- What you need to do
Collect every line in the items below that contains the word "terminal".

- Records shown

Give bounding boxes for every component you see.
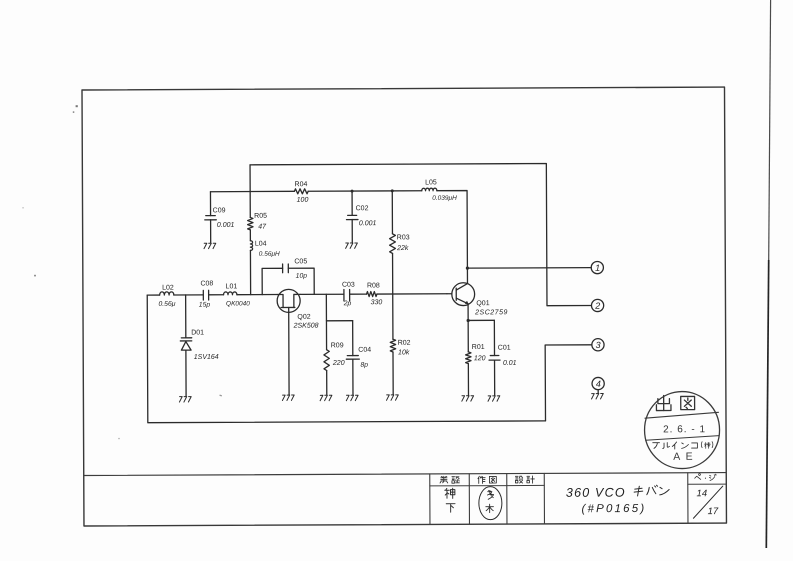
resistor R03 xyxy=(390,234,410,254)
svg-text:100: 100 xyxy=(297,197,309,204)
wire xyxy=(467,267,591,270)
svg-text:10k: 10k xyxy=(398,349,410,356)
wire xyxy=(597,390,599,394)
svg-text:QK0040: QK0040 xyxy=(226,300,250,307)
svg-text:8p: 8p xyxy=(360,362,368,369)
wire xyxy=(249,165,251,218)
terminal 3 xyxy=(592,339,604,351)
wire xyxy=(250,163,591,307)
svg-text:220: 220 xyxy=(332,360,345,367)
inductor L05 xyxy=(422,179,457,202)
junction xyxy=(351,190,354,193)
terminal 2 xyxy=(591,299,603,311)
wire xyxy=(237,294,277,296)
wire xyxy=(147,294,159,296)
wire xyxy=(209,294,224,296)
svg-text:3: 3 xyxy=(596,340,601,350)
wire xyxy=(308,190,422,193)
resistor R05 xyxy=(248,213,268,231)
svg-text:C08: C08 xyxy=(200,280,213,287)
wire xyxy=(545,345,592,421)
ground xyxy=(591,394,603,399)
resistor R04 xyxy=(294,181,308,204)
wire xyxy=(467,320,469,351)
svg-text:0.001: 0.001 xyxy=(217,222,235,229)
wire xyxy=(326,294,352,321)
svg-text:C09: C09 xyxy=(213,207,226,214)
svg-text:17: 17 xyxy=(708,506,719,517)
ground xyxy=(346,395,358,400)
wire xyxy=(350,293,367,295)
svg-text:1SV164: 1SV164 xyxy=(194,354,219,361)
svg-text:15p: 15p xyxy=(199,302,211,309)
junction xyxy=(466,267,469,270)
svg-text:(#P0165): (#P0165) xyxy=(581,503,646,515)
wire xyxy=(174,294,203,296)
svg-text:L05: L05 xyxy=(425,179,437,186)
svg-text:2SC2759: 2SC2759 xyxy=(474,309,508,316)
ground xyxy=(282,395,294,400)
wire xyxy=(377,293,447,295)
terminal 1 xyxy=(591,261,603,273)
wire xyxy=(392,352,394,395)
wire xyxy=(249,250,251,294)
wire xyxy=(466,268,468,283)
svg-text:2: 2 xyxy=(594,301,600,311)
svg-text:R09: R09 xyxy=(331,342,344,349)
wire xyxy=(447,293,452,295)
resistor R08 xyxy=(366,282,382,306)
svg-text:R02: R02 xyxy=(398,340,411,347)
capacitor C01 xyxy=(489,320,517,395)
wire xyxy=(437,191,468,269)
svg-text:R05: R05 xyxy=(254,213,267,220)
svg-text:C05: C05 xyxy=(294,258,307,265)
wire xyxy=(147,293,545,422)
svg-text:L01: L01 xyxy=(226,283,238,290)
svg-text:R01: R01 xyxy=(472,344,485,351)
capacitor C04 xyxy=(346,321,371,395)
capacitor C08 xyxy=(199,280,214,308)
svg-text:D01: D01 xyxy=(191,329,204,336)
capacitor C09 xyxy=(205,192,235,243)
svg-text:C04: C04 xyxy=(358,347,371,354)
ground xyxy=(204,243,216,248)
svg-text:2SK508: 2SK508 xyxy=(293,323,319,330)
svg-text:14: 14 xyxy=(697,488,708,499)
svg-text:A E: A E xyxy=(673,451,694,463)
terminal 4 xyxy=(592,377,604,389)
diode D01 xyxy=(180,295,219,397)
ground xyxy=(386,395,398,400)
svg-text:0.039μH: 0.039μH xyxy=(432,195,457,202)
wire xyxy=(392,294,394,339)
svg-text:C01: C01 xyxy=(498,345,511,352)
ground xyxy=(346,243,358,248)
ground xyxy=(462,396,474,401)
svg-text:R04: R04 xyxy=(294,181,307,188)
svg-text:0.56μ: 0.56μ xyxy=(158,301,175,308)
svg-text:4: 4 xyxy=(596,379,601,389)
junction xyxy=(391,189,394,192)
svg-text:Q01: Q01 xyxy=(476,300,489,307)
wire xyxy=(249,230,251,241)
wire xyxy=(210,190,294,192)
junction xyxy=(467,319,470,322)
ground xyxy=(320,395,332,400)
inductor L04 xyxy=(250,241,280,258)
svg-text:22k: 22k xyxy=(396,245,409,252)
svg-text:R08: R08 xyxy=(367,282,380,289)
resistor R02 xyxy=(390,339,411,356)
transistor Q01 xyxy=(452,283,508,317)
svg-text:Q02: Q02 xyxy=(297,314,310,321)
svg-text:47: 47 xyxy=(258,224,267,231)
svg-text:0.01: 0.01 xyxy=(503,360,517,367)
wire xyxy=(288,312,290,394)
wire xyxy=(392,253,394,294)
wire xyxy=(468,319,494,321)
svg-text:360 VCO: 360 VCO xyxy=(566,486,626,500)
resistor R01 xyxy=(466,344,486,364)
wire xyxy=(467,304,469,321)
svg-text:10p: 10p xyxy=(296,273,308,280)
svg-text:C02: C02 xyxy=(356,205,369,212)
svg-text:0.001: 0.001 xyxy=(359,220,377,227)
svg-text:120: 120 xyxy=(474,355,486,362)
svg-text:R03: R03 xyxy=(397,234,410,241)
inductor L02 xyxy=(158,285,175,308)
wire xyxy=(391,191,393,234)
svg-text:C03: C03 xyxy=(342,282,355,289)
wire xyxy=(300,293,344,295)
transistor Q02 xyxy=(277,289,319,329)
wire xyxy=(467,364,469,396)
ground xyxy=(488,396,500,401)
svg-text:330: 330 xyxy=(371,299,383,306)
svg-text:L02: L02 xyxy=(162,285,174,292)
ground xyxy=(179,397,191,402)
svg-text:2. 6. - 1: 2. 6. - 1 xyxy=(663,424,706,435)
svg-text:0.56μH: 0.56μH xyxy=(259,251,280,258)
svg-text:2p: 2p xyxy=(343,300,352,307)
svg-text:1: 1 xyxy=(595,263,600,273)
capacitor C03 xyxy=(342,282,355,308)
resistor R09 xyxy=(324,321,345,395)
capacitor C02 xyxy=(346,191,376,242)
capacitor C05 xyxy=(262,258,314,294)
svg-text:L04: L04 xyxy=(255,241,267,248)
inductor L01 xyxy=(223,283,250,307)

- Task answer
terminal 3 xyxy=(592,339,604,351)
terminal 2 xyxy=(591,299,603,311)
terminal 1 xyxy=(591,261,603,273)
terminal 4 xyxy=(592,377,604,389)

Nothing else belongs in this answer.